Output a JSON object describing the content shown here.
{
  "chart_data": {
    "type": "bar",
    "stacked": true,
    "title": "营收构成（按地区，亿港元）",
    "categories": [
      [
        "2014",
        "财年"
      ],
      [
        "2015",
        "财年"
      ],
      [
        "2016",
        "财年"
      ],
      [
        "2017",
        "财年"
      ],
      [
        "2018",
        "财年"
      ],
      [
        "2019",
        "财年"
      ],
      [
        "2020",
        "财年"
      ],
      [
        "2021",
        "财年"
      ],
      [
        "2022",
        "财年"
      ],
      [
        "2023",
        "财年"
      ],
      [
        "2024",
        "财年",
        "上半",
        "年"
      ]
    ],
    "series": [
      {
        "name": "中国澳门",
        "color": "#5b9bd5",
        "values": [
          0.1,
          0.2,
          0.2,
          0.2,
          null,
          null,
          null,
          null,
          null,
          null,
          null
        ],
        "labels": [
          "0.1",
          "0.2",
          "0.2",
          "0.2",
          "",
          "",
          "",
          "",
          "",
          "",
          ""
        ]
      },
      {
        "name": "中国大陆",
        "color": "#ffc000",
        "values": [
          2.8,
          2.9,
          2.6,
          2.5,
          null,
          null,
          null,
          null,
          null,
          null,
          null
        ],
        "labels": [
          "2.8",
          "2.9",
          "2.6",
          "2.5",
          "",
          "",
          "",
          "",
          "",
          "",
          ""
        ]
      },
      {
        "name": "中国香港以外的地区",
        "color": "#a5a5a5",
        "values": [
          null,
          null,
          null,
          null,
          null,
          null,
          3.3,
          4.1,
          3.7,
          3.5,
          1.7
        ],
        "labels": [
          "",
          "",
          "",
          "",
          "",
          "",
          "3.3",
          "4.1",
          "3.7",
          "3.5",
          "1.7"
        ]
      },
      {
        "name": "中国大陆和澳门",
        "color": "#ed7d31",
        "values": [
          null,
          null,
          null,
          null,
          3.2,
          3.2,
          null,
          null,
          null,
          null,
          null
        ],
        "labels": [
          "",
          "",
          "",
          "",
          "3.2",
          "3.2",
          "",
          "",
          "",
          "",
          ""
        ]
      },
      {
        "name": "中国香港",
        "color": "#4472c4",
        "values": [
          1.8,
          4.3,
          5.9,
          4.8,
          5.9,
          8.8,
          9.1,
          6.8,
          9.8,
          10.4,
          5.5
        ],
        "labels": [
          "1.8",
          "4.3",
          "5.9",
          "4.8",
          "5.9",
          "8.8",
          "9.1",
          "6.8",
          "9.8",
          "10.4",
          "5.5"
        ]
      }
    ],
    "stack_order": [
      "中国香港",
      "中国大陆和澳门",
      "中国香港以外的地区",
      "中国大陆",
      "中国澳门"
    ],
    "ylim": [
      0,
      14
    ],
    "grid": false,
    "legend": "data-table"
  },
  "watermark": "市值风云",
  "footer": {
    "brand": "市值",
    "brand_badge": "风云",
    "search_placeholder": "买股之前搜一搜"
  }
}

..........

▸ What you are asked to do: In the entries above, identify every line with the word "name". Copy those lines.

▸ Exercise output:
        "name": "中国澳门",
        "name": "中国大陆",
        "name": "中国香港以外的地区",
        "name": "中国大陆和澳门",
        "name": "中国香港",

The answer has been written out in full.